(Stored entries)

▽

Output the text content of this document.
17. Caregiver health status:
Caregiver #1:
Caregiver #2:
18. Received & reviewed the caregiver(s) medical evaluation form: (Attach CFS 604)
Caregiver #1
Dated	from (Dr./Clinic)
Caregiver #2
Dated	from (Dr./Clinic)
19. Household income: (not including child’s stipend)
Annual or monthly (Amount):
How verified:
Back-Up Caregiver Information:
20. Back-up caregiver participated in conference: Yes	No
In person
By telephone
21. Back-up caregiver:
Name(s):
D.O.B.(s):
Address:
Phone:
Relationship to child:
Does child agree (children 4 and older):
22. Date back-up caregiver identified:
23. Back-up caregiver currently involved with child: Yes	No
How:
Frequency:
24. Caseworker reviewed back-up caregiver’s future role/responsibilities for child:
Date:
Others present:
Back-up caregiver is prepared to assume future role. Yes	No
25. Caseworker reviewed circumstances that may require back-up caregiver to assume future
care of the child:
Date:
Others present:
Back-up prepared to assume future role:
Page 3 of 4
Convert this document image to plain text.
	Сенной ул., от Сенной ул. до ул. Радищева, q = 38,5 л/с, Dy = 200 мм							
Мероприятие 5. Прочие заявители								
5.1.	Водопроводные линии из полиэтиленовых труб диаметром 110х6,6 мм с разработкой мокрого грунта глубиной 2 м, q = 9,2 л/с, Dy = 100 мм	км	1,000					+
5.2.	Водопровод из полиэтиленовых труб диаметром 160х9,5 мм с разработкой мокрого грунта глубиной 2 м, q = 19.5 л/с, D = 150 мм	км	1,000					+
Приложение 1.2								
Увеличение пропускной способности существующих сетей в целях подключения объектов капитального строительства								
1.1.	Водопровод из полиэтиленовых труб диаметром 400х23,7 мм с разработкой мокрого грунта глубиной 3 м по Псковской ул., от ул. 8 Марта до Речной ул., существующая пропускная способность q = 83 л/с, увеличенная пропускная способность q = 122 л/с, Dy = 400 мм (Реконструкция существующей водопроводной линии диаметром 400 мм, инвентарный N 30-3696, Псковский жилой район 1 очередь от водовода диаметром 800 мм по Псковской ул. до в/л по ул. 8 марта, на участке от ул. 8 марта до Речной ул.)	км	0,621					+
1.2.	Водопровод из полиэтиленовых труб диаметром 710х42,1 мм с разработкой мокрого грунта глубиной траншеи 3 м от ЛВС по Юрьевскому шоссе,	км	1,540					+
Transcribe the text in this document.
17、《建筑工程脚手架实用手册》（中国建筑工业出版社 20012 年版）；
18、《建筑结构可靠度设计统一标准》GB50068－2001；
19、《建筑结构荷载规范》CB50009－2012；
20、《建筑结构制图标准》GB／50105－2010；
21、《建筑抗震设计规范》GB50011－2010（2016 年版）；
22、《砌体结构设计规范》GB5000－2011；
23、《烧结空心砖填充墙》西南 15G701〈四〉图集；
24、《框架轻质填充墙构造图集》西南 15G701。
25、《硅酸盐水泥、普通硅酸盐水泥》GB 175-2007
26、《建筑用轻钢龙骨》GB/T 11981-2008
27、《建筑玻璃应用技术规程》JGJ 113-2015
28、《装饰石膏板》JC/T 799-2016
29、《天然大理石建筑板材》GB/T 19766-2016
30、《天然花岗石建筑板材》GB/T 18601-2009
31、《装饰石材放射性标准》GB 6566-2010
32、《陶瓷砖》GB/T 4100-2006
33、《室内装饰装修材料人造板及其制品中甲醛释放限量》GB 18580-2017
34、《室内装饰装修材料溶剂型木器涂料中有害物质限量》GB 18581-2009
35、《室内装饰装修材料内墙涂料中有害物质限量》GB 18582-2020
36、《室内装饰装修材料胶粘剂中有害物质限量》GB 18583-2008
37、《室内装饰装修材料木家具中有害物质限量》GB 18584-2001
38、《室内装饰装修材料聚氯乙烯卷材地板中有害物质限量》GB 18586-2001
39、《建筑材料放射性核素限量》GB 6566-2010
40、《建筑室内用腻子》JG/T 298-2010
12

△

→ WHAT TO DO:
Restate every record exactly, leaving nothing out.

→ ANSWER IN FULL:
Output the text content of this document.
17. Caregiver health status:
Caregiver #1:
Caregiver #2:
18. Received & reviewed the caregiver(s) medical evaluation form: (Attach CFS 604)
Caregiver #1
Dated	from (Dr./Clinic)
Caregiver #2
Dated	from (Dr./Clinic)
19. Household income: (not including child’s stipend)
Annual or monthly (Amount):
How verified:
Back-Up Caregiver Information:
20. Back-up caregiver participated in conference: Yes	No
In person
By telephone
21. Back-up caregiver:
Name(s):
D.O.B.(s):
Address:
Phone:
Relationship to child:
Does child agree (children 4 and older):
22. Date back-up caregiver identified:
23. Back-up caregiver currently involved with child: Yes	No
How:
Frequency:
24. Caseworker reviewed back-up caregiver’s future role/responsibilities for child:
Date:
Others present:
Back-up caregiver is prepared to assume future role. Yes	No
25. Caseworker reviewed circumstances that may require back-up caregiver to assume future
care of the child:
Date:
Others present:
Back-up prepared to assume future role:
Page 3 of 4
Convert this document image to plain text.
	Сенной ул., от Сенной ул. до ул. Радищева, q = 38,5 л/с, Dy = 200 мм							
Мероприятие 5. Прочие заявители								
5.1.	Водопроводные линии из полиэтиленовых труб диаметром 110х6,6 мм с разработкой мокрого грунта глубиной 2 м, q = 9,2 л/с, Dy = 100 мм	км	1,000					+
5.2.	Водопровод из полиэтиленовых труб диаметром 160х9,5 мм с разработкой мокрого грунта глубиной 2 м, q = 19.5 л/с, D = 150 мм	км	1,000					+
Приложение 1.2								
Увеличение пропускной способности существующих сетей в целях подключения объектов капитального строительства								
1.1.	Водопровод из полиэтиленовых труб диаметром 400х23,7 мм с разработкой мокрого грунта глубиной 3 м по Псковской ул., от ул. 8 Марта до Речной ул., существующая пропускная способность q = 83 л/с, увеличенная пропускная способность q = 122 л/с, Dy = 400 мм (Реконструкция существующей водопроводной линии диаметром 400 мм, инвентарный N 30-3696, Псковский жилой район 1 очередь от водовода диаметром 800 мм по Псковской ул. до в/л по ул. 8 марта, на участке от ул. 8 марта до Речной ул.)	км	0,621					+
1.2.	Водопровод из полиэтиленовых труб диаметром 710х42,1 мм с разработкой мокрого грунта глубиной траншеи 3 м от ЛВС по Юрьевскому шоссе,	км	1,540					+
Transcribe the text in this document.
17、《建筑工程脚手架实用手册》（中国建筑工业出版社 20012 年版）；
18、《建筑结构可靠度设计统一标准》GB50068－2001；
19、《建筑结构荷载规范》CB50009－2012；
20、《建筑结构制图标准》GB／50105－2010；
21、《建筑抗震设计规范》GB50011－2010（2016 年版）；
22、《砌体结构设计规范》GB5000－2011；
23、《烧结空心砖填充墙》西南 15G701〈四〉图集；
24、《框架轻质填充墙构造图集》西南 15G701。
25、《硅酸盐水泥、普通硅酸盐水泥》GB 175-2007
26、《建筑用轻钢龙骨》GB/T 11981-2008
27、《建筑玻璃应用技术规程》JGJ 113-2015
28、《装饰石膏板》JC/T 799-2016
29、《天然大理石建筑板材》GB/T 19766-2016
30、《天然花岗石建筑板材》GB/T 18601-2009
31、《装饰石材放射性标准》GB 6566-2010
32、《陶瓷砖》GB/T 4100-2006
33、《室内装饰装修材料人造板及其制品中甲醛释放限量》GB 18580-2017
34、《室内装饰装修材料溶剂型木器涂料中有害物质限量》GB 18581-2009
35、《室内装饰装修材料内墙涂料中有害物质限量》GB 18582-2020
36、《室内装饰装修材料胶粘剂中有害物质限量》GB 18583-2008
37、《室内装饰装修材料木家具中有害物质限量》GB 18584-2001
38、《室内装饰装修材料聚氯乙烯卷材地板中有害物质限量》GB 18586-2001
39、《建筑材料放射性核素限量》GB 6566-2010
40、《建筑室内用腻子》JG/T 298-2010
12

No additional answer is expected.